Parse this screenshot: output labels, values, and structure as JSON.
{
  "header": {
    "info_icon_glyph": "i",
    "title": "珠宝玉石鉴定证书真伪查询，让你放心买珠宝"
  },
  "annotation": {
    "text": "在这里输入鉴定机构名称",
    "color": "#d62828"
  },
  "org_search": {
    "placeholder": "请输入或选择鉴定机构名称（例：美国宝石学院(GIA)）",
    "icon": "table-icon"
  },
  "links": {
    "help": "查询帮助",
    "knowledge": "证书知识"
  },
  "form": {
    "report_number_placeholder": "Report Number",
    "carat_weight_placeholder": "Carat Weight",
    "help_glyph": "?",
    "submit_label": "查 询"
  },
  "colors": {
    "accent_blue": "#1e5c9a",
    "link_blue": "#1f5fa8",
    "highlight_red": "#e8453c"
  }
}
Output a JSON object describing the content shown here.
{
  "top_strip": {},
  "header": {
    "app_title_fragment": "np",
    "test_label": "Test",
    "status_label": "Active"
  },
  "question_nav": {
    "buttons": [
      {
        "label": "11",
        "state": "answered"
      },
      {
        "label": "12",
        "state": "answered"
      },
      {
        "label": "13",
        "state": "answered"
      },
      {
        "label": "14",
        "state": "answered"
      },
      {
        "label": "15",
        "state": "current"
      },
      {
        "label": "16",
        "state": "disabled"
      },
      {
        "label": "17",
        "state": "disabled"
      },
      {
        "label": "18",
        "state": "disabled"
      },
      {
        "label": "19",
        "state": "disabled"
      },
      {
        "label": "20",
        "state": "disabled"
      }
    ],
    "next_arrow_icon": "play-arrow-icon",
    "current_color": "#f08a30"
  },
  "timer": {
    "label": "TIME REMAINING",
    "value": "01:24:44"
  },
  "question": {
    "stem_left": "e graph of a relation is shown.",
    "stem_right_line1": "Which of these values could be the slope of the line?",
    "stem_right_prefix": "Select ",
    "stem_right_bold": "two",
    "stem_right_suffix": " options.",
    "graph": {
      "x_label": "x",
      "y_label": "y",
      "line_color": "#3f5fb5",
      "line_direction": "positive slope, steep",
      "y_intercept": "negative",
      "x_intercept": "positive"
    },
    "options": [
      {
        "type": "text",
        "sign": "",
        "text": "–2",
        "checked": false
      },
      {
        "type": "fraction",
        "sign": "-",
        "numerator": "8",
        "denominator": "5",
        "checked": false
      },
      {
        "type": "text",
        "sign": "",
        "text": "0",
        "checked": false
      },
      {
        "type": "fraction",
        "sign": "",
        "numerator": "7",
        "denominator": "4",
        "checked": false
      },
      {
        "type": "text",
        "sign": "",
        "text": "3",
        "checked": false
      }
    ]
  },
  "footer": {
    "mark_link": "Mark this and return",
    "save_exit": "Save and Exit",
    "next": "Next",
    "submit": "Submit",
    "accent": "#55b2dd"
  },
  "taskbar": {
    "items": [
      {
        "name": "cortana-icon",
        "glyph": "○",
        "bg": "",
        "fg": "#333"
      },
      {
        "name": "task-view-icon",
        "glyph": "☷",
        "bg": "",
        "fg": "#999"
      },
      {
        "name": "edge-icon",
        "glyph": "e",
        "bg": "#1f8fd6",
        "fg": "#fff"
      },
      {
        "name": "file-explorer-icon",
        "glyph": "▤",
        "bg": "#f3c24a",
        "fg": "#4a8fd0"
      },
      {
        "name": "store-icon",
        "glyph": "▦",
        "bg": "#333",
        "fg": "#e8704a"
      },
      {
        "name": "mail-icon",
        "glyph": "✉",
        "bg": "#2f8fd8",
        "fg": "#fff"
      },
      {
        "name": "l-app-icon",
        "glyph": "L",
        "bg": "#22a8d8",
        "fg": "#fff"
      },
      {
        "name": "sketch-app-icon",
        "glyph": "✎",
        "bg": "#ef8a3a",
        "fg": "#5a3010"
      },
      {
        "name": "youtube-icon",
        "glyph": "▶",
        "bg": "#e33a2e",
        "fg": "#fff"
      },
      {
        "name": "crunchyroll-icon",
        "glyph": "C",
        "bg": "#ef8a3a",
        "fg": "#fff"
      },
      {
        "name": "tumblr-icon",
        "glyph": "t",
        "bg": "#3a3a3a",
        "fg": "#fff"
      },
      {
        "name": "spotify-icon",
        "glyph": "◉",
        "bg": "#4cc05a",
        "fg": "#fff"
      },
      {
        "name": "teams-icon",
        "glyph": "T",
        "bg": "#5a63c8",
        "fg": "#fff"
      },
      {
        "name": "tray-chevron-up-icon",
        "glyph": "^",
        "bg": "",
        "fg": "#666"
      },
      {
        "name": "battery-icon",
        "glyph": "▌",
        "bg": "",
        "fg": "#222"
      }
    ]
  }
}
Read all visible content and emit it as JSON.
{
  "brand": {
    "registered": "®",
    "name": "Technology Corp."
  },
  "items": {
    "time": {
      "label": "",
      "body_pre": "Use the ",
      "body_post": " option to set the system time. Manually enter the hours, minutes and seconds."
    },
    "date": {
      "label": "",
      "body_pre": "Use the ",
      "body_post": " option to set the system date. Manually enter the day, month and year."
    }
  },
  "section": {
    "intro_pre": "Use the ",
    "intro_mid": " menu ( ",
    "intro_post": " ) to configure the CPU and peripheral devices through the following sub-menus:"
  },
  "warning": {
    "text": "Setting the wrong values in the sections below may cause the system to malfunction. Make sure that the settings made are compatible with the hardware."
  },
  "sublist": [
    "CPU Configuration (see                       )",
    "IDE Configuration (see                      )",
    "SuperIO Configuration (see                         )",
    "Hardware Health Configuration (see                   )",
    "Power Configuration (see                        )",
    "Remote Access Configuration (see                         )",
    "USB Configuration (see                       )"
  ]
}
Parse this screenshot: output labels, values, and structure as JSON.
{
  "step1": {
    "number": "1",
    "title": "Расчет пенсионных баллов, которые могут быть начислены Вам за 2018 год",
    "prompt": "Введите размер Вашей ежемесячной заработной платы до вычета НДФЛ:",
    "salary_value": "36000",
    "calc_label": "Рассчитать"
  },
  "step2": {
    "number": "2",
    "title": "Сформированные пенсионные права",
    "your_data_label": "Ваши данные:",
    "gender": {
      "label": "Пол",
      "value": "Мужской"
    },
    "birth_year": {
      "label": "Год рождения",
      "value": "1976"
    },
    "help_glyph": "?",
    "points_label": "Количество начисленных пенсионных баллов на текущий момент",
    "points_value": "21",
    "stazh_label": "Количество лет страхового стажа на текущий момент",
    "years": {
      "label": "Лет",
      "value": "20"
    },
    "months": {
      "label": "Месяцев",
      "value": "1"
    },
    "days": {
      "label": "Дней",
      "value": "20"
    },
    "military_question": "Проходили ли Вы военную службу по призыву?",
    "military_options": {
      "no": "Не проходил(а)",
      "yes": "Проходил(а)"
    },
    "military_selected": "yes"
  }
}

* Set task
Go through the material and select each line with the string "text" in it.

* Result
    "text": "在这里输入鉴定机构名称",
        "type": "text",
        "text": "–2",
        "type": "text",
        "text": "0",
        "type": "text",
        "text": "3",
    "text": "Setting the wrong values in the sections below may cause the system to malfunction. Make sure that the settings made are compatible with the hardware."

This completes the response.